→ **What is required**
Repeat the records verbatim, from the line containing "293, 124, 307]" through the line containing "101, 415, 115]", both included.

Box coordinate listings
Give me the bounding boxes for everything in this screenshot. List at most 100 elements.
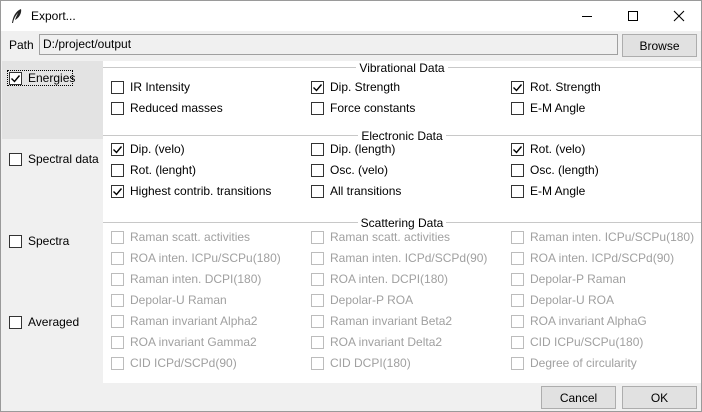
checkbox-box	[111, 293, 124, 307]
checkbox-box	[111, 142, 124, 156]
raman-invariant-beta2-checkbox: Raman invariant Beta2	[311, 314, 452, 328]
checkbox-label: ROA invariant Gamma2	[130, 335, 257, 349]
minimize-button[interactable]	[564, 1, 610, 31]
checkbox-label: ROA invariant AlphaG	[530, 314, 647, 328]
dip-velo-checkbox[interactable]: Dip. (velo)	[111, 142, 185, 156]
degree-of-circularity-checkbox: Degree of circularity	[511, 356, 637, 370]
force-constants-checkbox[interactable]: Force constants	[311, 101, 415, 115]
roa-inten-dcpi-180-checkbox: ROA inten. DCPI(180)	[311, 272, 448, 286]
rot-velo-checkbox[interactable]: Rot. (velo)	[511, 142, 585, 156]
checkbox-box	[311, 80, 324, 94]
checkbox-box	[511, 184, 524, 198]
checkbox-label: Depolar-U Raman	[130, 293, 227, 307]
raman-inten-dcpi-180-checkbox: Raman inten. DCPI(180)	[111, 272, 261, 286]
e-m-angle-checkbox[interactable]: E-M Angle	[511, 184, 585, 198]
checkbox-label: Raman inten. DCPI(180)	[130, 272, 262, 286]
depolar-u-raman-checkbox: Depolar-U Raman	[111, 293, 227, 307]
checkbox-box	[111, 335, 124, 349]
checkbox-label: Raman scatt. activities	[330, 230, 451, 244]
checkbox-box	[511, 101, 524, 115]
checkbox-box	[311, 272, 324, 286]
cid-icpd-scpd-90-checkbox: CID ICPd/SCPd(90)	[111, 356, 237, 370]
checkbox-label: ROA inten. ICPd/SCPd(90)	[530, 251, 675, 265]
checkbox-box	[311, 314, 324, 328]
e-m-angle-checkbox[interactable]: E-M Angle	[511, 101, 585, 115]
checkbox-box	[511, 272, 524, 286]
roa-inten-icpu-scpu-180-checkbox: ROA inten. ICPu/SCPu(180)	[111, 251, 281, 265]
checkmark-icon	[11, 74, 21, 83]
checkbox-box	[111, 230, 124, 244]
spectral-data-checkbox[interactable]: Spectral data	[9, 152, 99, 166]
all-transitions-checkbox[interactable]: All transitions	[311, 184, 401, 198]
checkbox-box	[311, 142, 324, 156]
checkbox-label: Raman scatt. activities	[130, 230, 251, 244]
checkmark-icon	[313, 83, 323, 92]
roa-invariant-alphag-checkbox: ROA invariant AlphaG	[511, 314, 647, 328]
cancel-button[interactable]: Cancel	[541, 386, 616, 409]
checkbox-box	[9, 315, 22, 329]
left-panel: Energies Spectral data Spectra Averaged	[2, 61, 103, 383]
checkbox-box	[311, 293, 324, 307]
close-button[interactable]	[656, 1, 702, 31]
browse-button[interactable]: Browse	[622, 34, 697, 57]
checkbox-box	[311, 101, 324, 115]
checkbox-box	[111, 356, 124, 370]
checkbox-label: E-M Angle	[530, 184, 586, 198]
checkbox-box	[511, 230, 524, 244]
checkbox-label: ROA inten. DCPI(180)	[330, 272, 449, 286]
export-dialog: Export... Path D:/project/output Browse …	[0, 0, 702, 412]
dip-strength-checkbox[interactable]: Dip. Strength	[311, 80, 400, 94]
checkbox-box	[511, 80, 524, 94]
ok-button[interactable]: OK	[622, 386, 697, 409]
osc-velo-checkbox[interactable]: Osc. (velo)	[311, 163, 388, 177]
checkbox-label: E-M Angle	[530, 101, 586, 115]
checkmark-icon	[113, 145, 123, 154]
checkbox-box	[9, 71, 22, 85]
checkbox-box	[511, 356, 524, 370]
roa-invariant-delta2-checkbox: ROA invariant Delta2	[311, 335, 442, 349]
checkbox-box	[111, 251, 124, 265]
raman-scatt-activities-checkbox: Raman scatt. activities	[111, 230, 250, 244]
checkbox-box	[511, 314, 524, 328]
checkmark-icon	[513, 145, 523, 154]
checkbox-label: Rot. (velo)	[530, 142, 586, 156]
highest-contrib-transitions-checkbox[interactable]: Highest contrib. transitions	[111, 184, 271, 198]
dip-length-checkbox[interactable]: Dip. (length)	[311, 142, 395, 156]
checkbox-label: Raman invariant Alpha2	[130, 314, 258, 328]
averaged-checkbox[interactable]: Averaged	[9, 315, 79, 329]
checkbox-box	[511, 251, 524, 265]
close-icon	[673, 10, 685, 22]
rot-lenght-checkbox[interactable]: Rot. (lenght)	[111, 163, 196, 177]
ir-intensity-checkbox[interactable]: IR Intensity	[111, 80, 190, 94]
checkbox-label: Reduced masses	[130, 101, 223, 115]
cid-dcpi-180-checkbox: CID DCPI(180)	[311, 356, 411, 370]
checkbox-label: Depolar-P ROA	[330, 293, 414, 307]
checkbox-box	[9, 152, 22, 166]
checkbox-label: Spectral data	[28, 152, 99, 166]
checkbox-label: ROA inten. ICPu/SCPu(180)	[130, 251, 281, 265]
depolar-p-raman-checkbox: Depolar-P Raman	[511, 272, 626, 286]
checkmark-icon	[513, 83, 523, 92]
path-input[interactable]: D:/project/output	[39, 34, 618, 55]
path-label: Path	[9, 38, 34, 52]
raman-inten-icpd-scpd-90-checkbox: Raman inten. ICPd/SCPd(90)	[311, 251, 487, 265]
reduced-masses-checkbox[interactable]: Reduced masses	[111, 101, 223, 115]
raman-inten-icpu-scpu-180-checkbox: Raman inten. ICPu/SCPu(180)	[511, 230, 694, 244]
checkbox-label: Dip. (velo)	[130, 142, 185, 156]
checkbox-box	[511, 293, 524, 307]
energies-checkbox[interactable]: Energies	[9, 71, 75, 85]
osc-length-checkbox[interactable]: Osc. (length)	[511, 163, 599, 177]
rot-strength-checkbox[interactable]: Rot. Strength	[511, 80, 601, 94]
checkbox-label: Averaged	[28, 315, 80, 329]
left-row-spectral-data: Spectral data	[2, 139, 103, 220]
checkbox-label: Force constants	[330, 101, 416, 115]
checkbox-label: ROA invariant Delta2	[330, 335, 443, 349]
checkmark-icon	[113, 187, 123, 196]
raman-scatt-activities-checkbox: Raman scatt. activities	[311, 230, 450, 244]
checkbox-label: Dip. (length)	[330, 142, 396, 156]
maximize-button[interactable]	[610, 1, 656, 31]
cid-icpu-scpu-180-checkbox: CID ICPu/SCPu(180)	[511, 335, 643, 349]
roa-invariant-gamma2-checkbox: ROA invariant Gamma2	[111, 335, 257, 349]
checkbox-label: Raman invariant Beta2	[330, 314, 453, 328]
spectra-checkbox[interactable]: Spectra	[9, 234, 69, 248]
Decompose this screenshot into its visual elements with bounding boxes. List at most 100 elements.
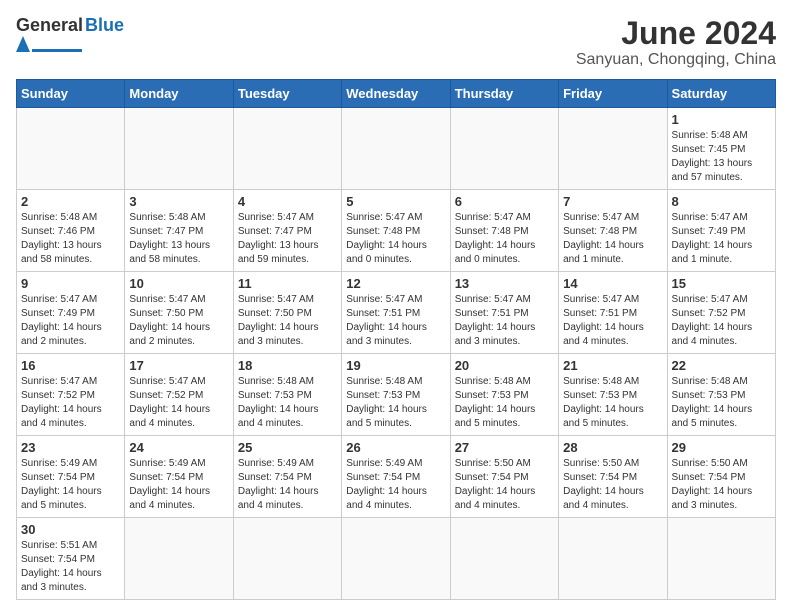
day-number: 25 <box>238 440 337 455</box>
calendar-day-cell <box>559 108 667 190</box>
day-number: 14 <box>563 276 662 291</box>
day-number: 1 <box>672 112 771 127</box>
weekday-header-cell: Thursday <box>450 80 558 108</box>
calendar-day-cell <box>125 108 233 190</box>
calendar-day-cell: 22 Sunrise: 5:48 AM Sunset: 7:53 PM Dayli… <box>667 354 775 436</box>
day-number: 18 <box>238 358 337 373</box>
day-info: Sunrise: 5:50 AM Sunset: 7:54 PM Dayligh… <box>455 457 554 513</box>
page-header: General Blue June 2024 Sanyuan, Chongqin… <box>16 16 776 69</box>
day-info: Sunrise: 5:48 AM Sunset: 7:53 PM Dayligh… <box>455 375 554 431</box>
day-number: 17 <box>129 358 228 373</box>
calendar-week-row: 1 Sunrise: 5:48 AM Sunset: 7:45 PM Daylig… <box>17 108 776 190</box>
day-info: Sunrise: 5:48 AM Sunset: 7:53 PM Dayligh… <box>563 375 662 431</box>
day-number: 12 <box>346 276 445 291</box>
day-info: Sunrise: 5:47 AM Sunset: 7:51 PM Dayligh… <box>563 293 662 349</box>
calendar-day-cell: 30 Sunrise: 5:51 AM Sunset: 7:54 PM Dayli… <box>17 518 125 600</box>
calendar-day-cell: 7 Sunrise: 5:47 AM Sunset: 7:48 PM Daylig… <box>559 190 667 272</box>
calendar-day-cell: 10Sunrise: 5:47 AM Sunset: 7:50 PM Dayli… <box>125 272 233 354</box>
day-number: 2 <box>21 194 120 209</box>
day-info: Sunrise: 5:47 AM Sunset: 7:49 PM Dayligh… <box>21 293 120 349</box>
weekday-header-cell: Sunday <box>17 80 125 108</box>
calendar-week-row: 2 Sunrise: 5:48 AM Sunset: 7:46 PM Daylig… <box>17 190 776 272</box>
weekday-header-cell: Friday <box>559 80 667 108</box>
calendar-day-cell: 2 Sunrise: 5:48 AM Sunset: 7:46 PM Daylig… <box>17 190 125 272</box>
weekday-header-cell: Saturday <box>667 80 775 108</box>
calendar-day-cell: 27 Sunrise: 5:50 AM Sunset: 7:54 PM Dayli… <box>450 436 558 518</box>
calendar-day-cell: 23 Sunrise: 5:49 AM Sunset: 7:54 PM Dayli… <box>17 436 125 518</box>
day-info: Sunrise: 5:49 AM Sunset: 7:54 PM Dayligh… <box>21 457 120 513</box>
day-info: Sunrise: 5:48 AM Sunset: 7:45 PM Dayligh… <box>672 129 771 185</box>
day-info: Sunrise: 5:48 AM Sunset: 7:53 PM Dayligh… <box>346 375 445 431</box>
day-number: 24 <box>129 440 228 455</box>
calendar-day-cell: 28Sunrise: 5:50 AM Sunset: 7:54 PM Dayli… <box>559 436 667 518</box>
calendar-day-cell: 9 Sunrise: 5:47 AM Sunset: 7:49 PM Daylig… <box>17 272 125 354</box>
calendar-table: SundayMondayTuesdayWednesdayThursdayFrid… <box>16 79 776 600</box>
day-info: Sunrise: 5:47 AM Sunset: 7:47 PM Dayligh… <box>238 211 337 267</box>
day-info: Sunrise: 5:47 AM Sunset: 7:52 PM Dayligh… <box>129 375 228 431</box>
calendar-day-cell: 17 Sunrise: 5:47 AM Sunset: 7:52 PM Dayli… <box>125 354 233 436</box>
calendar-day-cell: 16Sunrise: 5:47 AM Sunset: 7:52 PM Dayli… <box>17 354 125 436</box>
day-info: Sunrise: 5:49 AM Sunset: 7:54 PM Dayligh… <box>129 457 228 513</box>
calendar-day-cell: 21 Sunrise: 5:48 AM Sunset: 7:53 PM Dayli… <box>559 354 667 436</box>
day-number: 20 <box>455 358 554 373</box>
calendar-day-cell: 1 Sunrise: 5:48 AM Sunset: 7:45 PM Daylig… <box>667 108 775 190</box>
calendar-day-cell: 12 Sunrise: 5:47 AM Sunset: 7:51 PM Dayli… <box>342 272 450 354</box>
day-info: Sunrise: 5:47 AM Sunset: 7:50 PM Dayligh… <box>129 293 228 349</box>
weekday-header-row: SundayMondayTuesdayWednesdayThursdayFrid… <box>17 80 776 108</box>
day-info: Sunrise: 5:48 AM Sunset: 7:47 PM Dayligh… <box>129 211 228 267</box>
calendar-day-cell: 18Sunrise: 5:48 AM Sunset: 7:53 PM Dayli… <box>233 354 341 436</box>
calendar-day-cell: 26Sunrise: 5:49 AM Sunset: 7:54 PM Dayli… <box>342 436 450 518</box>
day-info: Sunrise: 5:47 AM Sunset: 7:48 PM Dayligh… <box>346 211 445 267</box>
day-info: Sunrise: 5:50 AM Sunset: 7:54 PM Dayligh… <box>672 457 771 513</box>
day-number: 29 <box>672 440 771 455</box>
day-number: 4 <box>238 194 337 209</box>
day-number: 30 <box>21 522 120 537</box>
calendar-day-cell <box>233 108 341 190</box>
day-info: Sunrise: 5:49 AM Sunset: 7:54 PM Dayligh… <box>238 457 337 513</box>
day-number: 23 <box>21 440 120 455</box>
logo-blue: Blue <box>85 16 124 34</box>
day-number: 21 <box>563 358 662 373</box>
day-number: 26 <box>346 440 445 455</box>
calendar-day-cell: 11 Sunrise: 5:47 AM Sunset: 7:50 PM Dayli… <box>233 272 341 354</box>
day-info: Sunrise: 5:47 AM Sunset: 7:48 PM Dayligh… <box>563 211 662 267</box>
calendar-day-cell <box>450 518 558 600</box>
calendar-day-cell <box>342 518 450 600</box>
calendar-day-cell: 5 Sunrise: 5:47 AM Sunset: 7:48 PM Daylig… <box>342 190 450 272</box>
calendar-day-cell <box>450 108 558 190</box>
calendar-week-row: 30 Sunrise: 5:51 AM Sunset: 7:54 PM Dayli… <box>17 518 776 600</box>
calendar-day-cell <box>667 518 775 600</box>
calendar-week-row: 23 Sunrise: 5:49 AM Sunset: 7:54 PM Dayli… <box>17 436 776 518</box>
calendar-day-cell: 24 Sunrise: 5:49 AM Sunset: 7:54 PM Dayli… <box>125 436 233 518</box>
calendar-day-cell: 3Sunrise: 5:48 AM Sunset: 7:47 PM Daylig… <box>125 190 233 272</box>
logo: General Blue <box>16 16 124 52</box>
day-number: 27 <box>455 440 554 455</box>
logo-general: General <box>16 16 83 34</box>
calendar-body: 1 Sunrise: 5:48 AM Sunset: 7:45 PM Daylig… <box>17 108 776 600</box>
day-info: Sunrise: 5:47 AM Sunset: 7:50 PM Dayligh… <box>238 293 337 349</box>
day-number: 6 <box>455 194 554 209</box>
calendar-day-cell: 25 Sunrise: 5:49 AM Sunset: 7:54 PM Dayli… <box>233 436 341 518</box>
calendar-title: June 2024 <box>576 16 776 51</box>
day-number: 7 <box>563 194 662 209</box>
day-number: 19 <box>346 358 445 373</box>
calendar-day-cell <box>342 108 450 190</box>
day-number: 11 <box>238 276 337 291</box>
day-number: 9 <box>21 276 120 291</box>
day-info: Sunrise: 5:48 AM Sunset: 7:53 PM Dayligh… <box>672 375 771 431</box>
title-block: June 2024 Sanyuan, Chongqing, China <box>576 16 776 69</box>
calendar-subtitle: Sanyuan, Chongqing, China <box>576 51 776 69</box>
calendar-day-cell: 20 Sunrise: 5:48 AM Sunset: 7:53 PM Dayli… <box>450 354 558 436</box>
calendar-day-cell: 15Sunrise: 5:47 AM Sunset: 7:52 PM Dayli… <box>667 272 775 354</box>
day-info: Sunrise: 5:47 AM Sunset: 7:52 PM Dayligh… <box>672 293 771 349</box>
calendar-day-cell: 4 Sunrise: 5:47 AM Sunset: 7:47 PM Daylig… <box>233 190 341 272</box>
day-info: Sunrise: 5:48 AM Sunset: 7:46 PM Dayligh… <box>21 211 120 267</box>
day-number: 5 <box>346 194 445 209</box>
calendar-day-cell: 13Sunrise: 5:47 AM Sunset: 7:51 PM Dayli… <box>450 272 558 354</box>
day-info: Sunrise: 5:47 AM Sunset: 7:48 PM Dayligh… <box>455 211 554 267</box>
day-info: Sunrise: 5:51 AM Sunset: 7:54 PM Dayligh… <box>21 539 120 595</box>
day-number: 28 <box>563 440 662 455</box>
day-number: 22 <box>672 358 771 373</box>
day-info: Sunrise: 5:47 AM Sunset: 7:51 PM Dayligh… <box>346 293 445 349</box>
day-info: Sunrise: 5:47 AM Sunset: 7:51 PM Dayligh… <box>455 293 554 349</box>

→ **Answer for this exercise**
checkbox-box	[111, 293, 124, 307]
checkbox-box	[111, 142, 124, 156]
raman-invariant-beta2-checkbox: Raman invariant Beta2	[311, 314, 452, 328]
checkbox-label: ROA invariant Gamma2	[130, 335, 257, 349]
minimize-button[interactable]	[564, 1, 610, 31]
checkbox-label: ROA invariant AlphaG	[530, 314, 647, 328]
dip-velo-checkbox[interactable]: Dip. (velo)	[111, 142, 185, 156]
degree-of-circularity-checkbox: Degree of circularity	[511, 356, 637, 370]
force-constants-checkbox[interactable]: Force constants	[311, 101, 415, 115]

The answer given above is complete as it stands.